▶ **VOS TÂCHES**
A) Répondez aux questions suivantes à partir du texte sur le blanchiment des capitaux :
(i) Quels articles du code pénal monégasque sanctionnent le blanchiment des capitaux ?
(ii) Quel ouvrage d'Eric Vernier est cité ?
(iii) Selon Eric Vernier, avec quoi rivalise la « véritable organisation internationale » que nécessitent certains cas ?
B) D'après le texte sur le blanchiment des capitaux, expliquez en une à trois phrases pourquoi on dissimule la provenance de l'argent acquis illégalement.

▶ **TEXTE**
Le blanchiment des capitaux, sanctionné par les articles 218 et 219 du code pénal monégasque, est le fait de dissimuler la provenance d’argent acquis illégalement pour lui donner une apparence légitime en vue de le réinvestir. Il permet aux criminels de s’enrichir en finançant des activités illégales telles que les ventes d’armes et de stupéfiants, la contrebande, les malversations, les délits d’initié ou encore la corruption et les opérations frauduleuses. « Certaines s’avèrent des plus simplistes, voire enfantines (faux gains au jeu, fausses factures, etc.). D’autres nécessitent une véritable organisation internationale rivalisant avec les plus grands conglomérats mondiaux (acquisition de sociétés, usage des swaps, passage par les chambres de compensation internationales, etc.) », explique le spécialiste Eric Vernier dans « Techniques de blanchiment et moyens de lutte » (Dunod).

▶ **DONNÉES DE L'EXERCICE**
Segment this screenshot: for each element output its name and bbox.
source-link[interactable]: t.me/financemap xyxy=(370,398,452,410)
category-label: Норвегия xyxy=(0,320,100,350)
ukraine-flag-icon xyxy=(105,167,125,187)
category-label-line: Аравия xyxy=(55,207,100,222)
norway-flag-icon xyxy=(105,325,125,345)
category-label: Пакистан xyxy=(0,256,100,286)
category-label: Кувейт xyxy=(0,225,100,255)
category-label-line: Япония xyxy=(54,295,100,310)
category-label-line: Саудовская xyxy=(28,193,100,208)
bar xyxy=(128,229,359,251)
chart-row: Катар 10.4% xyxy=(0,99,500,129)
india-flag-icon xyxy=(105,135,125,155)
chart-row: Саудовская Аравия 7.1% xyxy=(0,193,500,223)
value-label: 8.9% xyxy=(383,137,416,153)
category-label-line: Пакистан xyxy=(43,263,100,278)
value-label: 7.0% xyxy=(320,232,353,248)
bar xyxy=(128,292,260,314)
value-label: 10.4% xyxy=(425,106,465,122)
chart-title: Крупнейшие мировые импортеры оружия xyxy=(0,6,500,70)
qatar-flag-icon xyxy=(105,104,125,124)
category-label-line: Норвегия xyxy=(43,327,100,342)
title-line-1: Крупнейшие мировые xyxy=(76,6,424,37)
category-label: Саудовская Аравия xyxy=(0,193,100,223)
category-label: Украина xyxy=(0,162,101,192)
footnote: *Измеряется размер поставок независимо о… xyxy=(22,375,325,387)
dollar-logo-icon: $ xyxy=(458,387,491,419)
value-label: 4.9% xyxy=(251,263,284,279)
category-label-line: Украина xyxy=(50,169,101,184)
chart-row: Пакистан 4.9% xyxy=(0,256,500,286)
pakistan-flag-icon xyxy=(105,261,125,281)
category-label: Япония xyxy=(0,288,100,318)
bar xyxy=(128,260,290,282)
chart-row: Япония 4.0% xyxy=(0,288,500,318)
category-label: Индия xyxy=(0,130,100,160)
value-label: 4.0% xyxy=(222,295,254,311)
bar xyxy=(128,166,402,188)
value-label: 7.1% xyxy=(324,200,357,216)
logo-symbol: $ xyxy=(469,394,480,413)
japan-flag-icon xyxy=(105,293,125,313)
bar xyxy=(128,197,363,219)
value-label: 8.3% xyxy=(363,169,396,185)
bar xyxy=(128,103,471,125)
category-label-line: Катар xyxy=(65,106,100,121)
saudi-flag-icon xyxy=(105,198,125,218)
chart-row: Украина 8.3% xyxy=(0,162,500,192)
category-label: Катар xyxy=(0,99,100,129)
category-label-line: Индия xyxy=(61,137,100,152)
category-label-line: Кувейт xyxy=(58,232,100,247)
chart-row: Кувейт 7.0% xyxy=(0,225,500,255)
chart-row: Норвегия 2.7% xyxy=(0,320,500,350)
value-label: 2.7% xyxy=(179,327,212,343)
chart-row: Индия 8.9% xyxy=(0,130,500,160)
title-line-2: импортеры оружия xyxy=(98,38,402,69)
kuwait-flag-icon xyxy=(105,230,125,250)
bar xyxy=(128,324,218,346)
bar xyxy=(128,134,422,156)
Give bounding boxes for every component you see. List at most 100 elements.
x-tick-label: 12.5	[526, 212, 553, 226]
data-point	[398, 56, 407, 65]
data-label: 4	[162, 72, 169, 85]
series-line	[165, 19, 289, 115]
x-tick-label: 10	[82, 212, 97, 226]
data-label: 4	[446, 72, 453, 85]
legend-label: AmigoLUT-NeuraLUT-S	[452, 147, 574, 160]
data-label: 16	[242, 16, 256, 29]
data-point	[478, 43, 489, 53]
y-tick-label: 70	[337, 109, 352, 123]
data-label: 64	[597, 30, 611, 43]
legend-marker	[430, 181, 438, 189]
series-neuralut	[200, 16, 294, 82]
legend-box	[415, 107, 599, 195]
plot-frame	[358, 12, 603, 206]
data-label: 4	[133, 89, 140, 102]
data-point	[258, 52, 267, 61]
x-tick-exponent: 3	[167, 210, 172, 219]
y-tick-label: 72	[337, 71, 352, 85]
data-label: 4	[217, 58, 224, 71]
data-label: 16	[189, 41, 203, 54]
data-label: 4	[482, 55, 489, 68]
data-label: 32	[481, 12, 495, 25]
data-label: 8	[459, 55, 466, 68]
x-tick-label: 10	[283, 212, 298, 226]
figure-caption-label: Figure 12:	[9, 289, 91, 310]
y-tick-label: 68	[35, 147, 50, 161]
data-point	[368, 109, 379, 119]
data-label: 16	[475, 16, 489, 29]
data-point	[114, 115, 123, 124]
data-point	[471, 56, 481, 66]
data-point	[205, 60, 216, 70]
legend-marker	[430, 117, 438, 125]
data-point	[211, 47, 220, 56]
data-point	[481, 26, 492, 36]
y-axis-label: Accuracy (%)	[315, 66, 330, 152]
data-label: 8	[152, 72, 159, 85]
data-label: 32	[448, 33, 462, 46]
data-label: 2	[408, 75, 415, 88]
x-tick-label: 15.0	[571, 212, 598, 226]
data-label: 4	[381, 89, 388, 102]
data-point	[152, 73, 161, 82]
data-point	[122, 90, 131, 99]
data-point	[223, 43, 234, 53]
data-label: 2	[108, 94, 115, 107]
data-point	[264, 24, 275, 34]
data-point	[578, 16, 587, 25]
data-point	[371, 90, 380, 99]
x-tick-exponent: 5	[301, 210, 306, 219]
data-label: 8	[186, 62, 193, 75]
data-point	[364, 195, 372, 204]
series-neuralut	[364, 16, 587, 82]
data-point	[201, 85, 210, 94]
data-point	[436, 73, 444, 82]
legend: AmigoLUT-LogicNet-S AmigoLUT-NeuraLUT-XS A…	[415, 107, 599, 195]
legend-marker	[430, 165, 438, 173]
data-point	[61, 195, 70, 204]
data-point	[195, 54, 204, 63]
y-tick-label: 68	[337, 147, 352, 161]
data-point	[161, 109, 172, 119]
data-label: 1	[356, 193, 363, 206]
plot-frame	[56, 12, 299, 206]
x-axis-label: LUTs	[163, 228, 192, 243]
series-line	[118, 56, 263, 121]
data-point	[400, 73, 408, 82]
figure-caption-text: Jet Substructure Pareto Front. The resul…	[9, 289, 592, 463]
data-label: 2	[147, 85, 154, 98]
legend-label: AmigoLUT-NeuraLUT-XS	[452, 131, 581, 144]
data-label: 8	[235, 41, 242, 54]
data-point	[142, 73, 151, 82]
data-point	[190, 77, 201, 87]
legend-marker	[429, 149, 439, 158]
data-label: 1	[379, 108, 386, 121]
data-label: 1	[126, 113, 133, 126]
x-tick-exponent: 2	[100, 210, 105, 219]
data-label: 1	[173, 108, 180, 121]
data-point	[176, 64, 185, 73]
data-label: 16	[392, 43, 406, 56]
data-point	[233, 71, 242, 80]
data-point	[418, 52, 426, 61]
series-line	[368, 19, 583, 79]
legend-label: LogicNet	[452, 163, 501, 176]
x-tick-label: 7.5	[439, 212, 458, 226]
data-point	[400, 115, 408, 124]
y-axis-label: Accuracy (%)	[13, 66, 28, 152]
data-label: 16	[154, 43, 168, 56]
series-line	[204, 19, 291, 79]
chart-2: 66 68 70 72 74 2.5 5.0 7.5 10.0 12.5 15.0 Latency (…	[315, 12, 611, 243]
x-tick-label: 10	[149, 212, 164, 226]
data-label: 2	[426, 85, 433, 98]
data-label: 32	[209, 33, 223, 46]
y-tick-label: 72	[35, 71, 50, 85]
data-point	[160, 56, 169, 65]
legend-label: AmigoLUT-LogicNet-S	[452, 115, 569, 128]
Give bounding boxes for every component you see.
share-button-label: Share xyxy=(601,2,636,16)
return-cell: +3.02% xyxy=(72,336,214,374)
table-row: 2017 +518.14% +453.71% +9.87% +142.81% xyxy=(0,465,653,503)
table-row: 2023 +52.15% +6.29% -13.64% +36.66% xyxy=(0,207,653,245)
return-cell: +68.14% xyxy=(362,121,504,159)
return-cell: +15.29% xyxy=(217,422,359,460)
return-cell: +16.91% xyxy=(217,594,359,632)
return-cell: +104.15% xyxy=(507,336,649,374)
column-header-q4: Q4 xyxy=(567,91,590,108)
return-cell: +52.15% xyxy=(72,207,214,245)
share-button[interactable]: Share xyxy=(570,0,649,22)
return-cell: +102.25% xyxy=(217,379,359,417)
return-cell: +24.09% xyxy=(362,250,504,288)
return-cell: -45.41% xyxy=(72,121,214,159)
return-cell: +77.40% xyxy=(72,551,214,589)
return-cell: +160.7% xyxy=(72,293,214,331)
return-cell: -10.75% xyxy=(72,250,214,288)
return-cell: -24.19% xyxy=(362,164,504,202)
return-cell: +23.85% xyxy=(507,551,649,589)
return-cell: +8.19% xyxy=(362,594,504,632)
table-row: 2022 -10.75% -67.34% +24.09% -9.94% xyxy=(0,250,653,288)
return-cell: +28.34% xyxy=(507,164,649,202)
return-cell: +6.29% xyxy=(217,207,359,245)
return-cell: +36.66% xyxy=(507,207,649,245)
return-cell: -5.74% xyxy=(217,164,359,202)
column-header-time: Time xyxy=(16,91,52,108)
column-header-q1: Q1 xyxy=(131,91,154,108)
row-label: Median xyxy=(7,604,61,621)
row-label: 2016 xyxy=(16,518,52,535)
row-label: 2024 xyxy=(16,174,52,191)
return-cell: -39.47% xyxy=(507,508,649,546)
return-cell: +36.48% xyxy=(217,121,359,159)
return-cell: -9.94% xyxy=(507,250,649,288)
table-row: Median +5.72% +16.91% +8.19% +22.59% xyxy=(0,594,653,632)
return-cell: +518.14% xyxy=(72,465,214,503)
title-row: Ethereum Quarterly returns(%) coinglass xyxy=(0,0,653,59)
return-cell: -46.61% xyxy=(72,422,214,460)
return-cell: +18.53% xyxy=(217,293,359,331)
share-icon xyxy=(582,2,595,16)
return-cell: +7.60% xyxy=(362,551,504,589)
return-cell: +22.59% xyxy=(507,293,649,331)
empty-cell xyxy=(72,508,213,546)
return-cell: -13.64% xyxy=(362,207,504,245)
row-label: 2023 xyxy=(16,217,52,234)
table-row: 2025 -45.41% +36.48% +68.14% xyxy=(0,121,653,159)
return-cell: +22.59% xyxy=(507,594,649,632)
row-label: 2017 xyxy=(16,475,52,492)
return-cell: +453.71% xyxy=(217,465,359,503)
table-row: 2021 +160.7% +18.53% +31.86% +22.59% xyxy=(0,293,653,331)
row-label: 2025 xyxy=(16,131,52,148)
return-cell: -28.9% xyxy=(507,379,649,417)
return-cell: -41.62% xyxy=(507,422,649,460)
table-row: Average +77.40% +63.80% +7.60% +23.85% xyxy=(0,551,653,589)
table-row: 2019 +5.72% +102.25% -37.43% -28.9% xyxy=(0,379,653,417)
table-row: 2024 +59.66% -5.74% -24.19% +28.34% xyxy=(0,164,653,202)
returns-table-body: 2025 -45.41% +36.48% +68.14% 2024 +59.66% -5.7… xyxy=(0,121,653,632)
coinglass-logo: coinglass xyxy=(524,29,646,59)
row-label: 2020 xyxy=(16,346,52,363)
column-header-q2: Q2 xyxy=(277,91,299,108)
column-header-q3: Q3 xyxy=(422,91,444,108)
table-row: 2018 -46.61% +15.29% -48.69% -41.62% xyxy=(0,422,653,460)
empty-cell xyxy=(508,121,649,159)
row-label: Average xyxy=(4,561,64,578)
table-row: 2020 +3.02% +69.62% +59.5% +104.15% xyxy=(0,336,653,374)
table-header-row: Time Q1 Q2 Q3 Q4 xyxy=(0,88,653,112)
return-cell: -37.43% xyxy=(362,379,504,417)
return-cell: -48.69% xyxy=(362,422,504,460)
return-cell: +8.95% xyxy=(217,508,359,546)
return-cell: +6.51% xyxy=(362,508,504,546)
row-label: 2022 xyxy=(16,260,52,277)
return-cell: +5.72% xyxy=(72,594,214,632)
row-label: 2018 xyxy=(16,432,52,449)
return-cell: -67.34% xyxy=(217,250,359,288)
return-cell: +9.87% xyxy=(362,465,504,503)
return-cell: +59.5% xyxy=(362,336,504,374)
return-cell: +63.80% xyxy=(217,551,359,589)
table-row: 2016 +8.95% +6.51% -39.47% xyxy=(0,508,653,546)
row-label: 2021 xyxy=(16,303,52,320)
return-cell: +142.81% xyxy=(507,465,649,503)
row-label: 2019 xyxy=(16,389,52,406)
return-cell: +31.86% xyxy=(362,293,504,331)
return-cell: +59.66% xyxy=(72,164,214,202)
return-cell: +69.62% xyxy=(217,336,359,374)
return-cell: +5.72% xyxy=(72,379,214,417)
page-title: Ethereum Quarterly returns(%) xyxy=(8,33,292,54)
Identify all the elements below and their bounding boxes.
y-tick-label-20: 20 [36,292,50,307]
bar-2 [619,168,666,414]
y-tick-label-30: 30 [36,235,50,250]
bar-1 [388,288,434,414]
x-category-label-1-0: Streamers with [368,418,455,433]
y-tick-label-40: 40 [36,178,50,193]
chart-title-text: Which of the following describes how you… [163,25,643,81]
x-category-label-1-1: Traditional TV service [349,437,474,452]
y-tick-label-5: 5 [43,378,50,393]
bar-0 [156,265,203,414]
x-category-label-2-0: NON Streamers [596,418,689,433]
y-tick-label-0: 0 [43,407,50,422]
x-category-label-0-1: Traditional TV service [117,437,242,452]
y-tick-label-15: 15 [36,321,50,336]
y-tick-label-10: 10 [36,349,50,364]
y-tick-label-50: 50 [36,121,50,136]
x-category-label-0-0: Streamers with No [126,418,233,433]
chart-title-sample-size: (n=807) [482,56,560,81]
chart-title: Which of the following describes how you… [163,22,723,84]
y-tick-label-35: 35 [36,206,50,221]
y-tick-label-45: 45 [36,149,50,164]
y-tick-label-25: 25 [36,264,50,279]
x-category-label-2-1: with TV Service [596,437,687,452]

▶ **EXERCICES CORRIGÉS**
A)
(i) Les articles 218 et 219.
(ii) « Techniques de blanchiment et moyens de lutte » (Dunod).
(iii) Avec les plus grands conglomérats mondiaux.

B) On dissimule la provenance de cet argent pour lui donner une apparence légitime. Le but est de pouvoir ensuite le réinvestir.